Selected extract:

* BEGIN *

Steve Tasane’s Child I tells the story of a group of undocumented children living in a refugee camp. They have stories to tell but no papers to prove them. Here, the author explains why he wrote his astonishing novella.
I am the son of a refugee, but that it not the only reason why I wrote Child I.
When I was a child I was a recipient of free school dinners, and charity bags full of toys and suchlike at Christmastime. We were a charity case and I had a foreign-sounding name – Tasane. But in some ways, the worst thing of all, was that my father then deserted me, my three brothers, and my mother. We were a broken home. I hated being a broken child.
My father fled Estonia in the aftermath of World War two, alternately oppressed by the Nazis and by Stalin’s communists. His brother was shot by Russian soldiers, and the family farm seized. The violence and terror was of such intensity that after he fled Estonia he never dared return, and he cut all ties with his family.
The fact that he was then so able to desert his new British family, his four sons, myself the youngest at 4 and a half, the eldest 11, was something I never fully understood. I suppose that he had developed an ability to cut himself off from emotional connections, and do whatever he felt necessary in order to continue surviving. In other words, once a refugee, always a refugee.
I grew up intensely envious of my friends who had a father. I grew up feeling the same otherness that my father must have felt as a refugee arriving in the UK. My home was broken, and I had a mysterious absent father. But my mother brought us up, and it was for my mother that I developed a deep love. Despite her struggles, her sense of shame, and our need to rely on charity.

* END *

Data to process:
* BEGIN *

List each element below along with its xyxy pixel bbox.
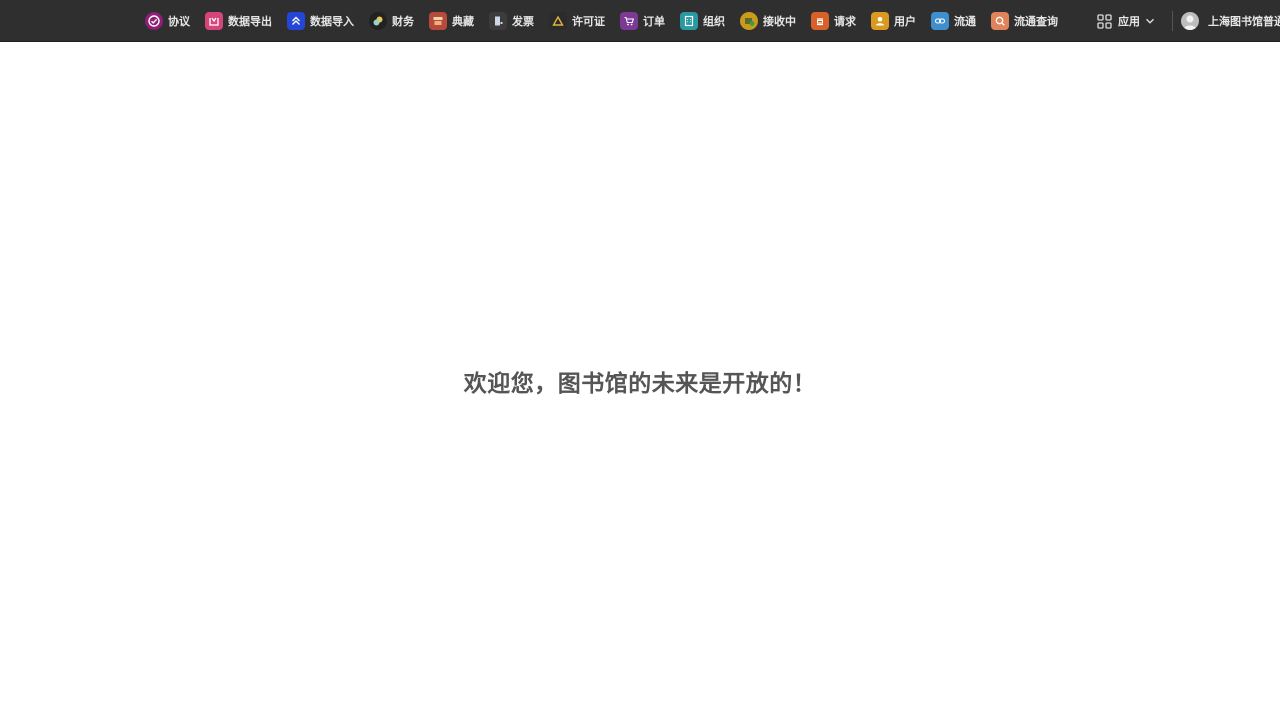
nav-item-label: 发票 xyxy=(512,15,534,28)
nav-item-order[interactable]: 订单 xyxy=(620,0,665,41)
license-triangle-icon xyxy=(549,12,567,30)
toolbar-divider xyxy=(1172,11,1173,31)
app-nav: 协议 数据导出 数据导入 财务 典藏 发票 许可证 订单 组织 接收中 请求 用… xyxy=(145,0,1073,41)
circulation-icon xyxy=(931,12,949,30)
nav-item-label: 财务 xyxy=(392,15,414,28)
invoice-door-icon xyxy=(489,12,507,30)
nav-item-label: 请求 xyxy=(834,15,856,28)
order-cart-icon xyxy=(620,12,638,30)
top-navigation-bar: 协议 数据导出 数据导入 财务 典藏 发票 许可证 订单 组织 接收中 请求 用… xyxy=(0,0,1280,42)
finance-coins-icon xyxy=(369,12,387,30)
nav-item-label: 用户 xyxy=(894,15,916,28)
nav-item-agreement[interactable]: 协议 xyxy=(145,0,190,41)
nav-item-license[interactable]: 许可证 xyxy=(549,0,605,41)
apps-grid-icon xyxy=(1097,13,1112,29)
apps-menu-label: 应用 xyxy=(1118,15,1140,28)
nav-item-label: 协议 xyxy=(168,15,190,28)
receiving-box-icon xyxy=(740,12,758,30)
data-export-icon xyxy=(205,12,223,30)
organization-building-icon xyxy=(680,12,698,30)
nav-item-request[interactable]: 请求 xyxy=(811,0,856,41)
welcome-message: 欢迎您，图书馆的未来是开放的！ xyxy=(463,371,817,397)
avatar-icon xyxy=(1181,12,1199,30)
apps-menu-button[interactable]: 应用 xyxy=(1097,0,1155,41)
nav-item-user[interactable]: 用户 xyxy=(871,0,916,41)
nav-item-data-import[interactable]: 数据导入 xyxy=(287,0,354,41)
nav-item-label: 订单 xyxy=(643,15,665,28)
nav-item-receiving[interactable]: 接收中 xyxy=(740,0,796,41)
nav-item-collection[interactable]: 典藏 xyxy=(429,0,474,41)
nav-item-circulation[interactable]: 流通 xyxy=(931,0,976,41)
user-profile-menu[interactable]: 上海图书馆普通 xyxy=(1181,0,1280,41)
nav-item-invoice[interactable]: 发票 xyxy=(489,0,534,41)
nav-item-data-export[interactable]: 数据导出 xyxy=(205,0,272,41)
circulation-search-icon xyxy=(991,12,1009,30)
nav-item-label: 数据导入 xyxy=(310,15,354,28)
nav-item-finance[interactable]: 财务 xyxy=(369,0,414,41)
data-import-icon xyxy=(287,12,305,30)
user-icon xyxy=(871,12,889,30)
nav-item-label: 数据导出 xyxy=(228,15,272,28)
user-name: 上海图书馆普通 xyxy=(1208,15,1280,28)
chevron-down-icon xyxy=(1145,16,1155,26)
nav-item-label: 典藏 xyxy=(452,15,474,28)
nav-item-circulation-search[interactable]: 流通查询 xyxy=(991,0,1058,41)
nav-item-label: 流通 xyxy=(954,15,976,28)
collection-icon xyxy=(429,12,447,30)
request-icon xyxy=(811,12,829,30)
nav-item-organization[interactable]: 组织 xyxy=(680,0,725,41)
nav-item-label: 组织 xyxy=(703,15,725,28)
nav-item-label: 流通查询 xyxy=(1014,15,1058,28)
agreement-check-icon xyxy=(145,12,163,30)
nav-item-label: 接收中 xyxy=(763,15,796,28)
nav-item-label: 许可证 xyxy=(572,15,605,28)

* END *

Written instruction 1:
In the essay on why Child I was written, list the things that its last sentence says the mother brought up her sons despite.
Written instruction 2:
Reproduce the lines of the records from the line with "nav-item-label: 发票 xyxy=(512,15,534,28)" up to and including the line with "circulation-icon xyxy=(931,12,949,30)".

Exercise answer 1:
- her struggles
- her sense of shame
- the family's need to rely on charity

Exercise answer 2:
nav-item-label: 发票 xyxy=(512,15,534,28)
nav-item-order[interactable]: 订单 xyxy=(620,0,665,41)
license-triangle-icon xyxy=(549,12,567,30)
toolbar-divider xyxy=(1172,11,1173,31)
app-nav: 协议 数据导出 数据导入 财务 典藏 发票 许可证 订单 组织 接收中 请求 用… xyxy=(145,0,1073,41)
circulation-icon xyxy=(931,12,949,30)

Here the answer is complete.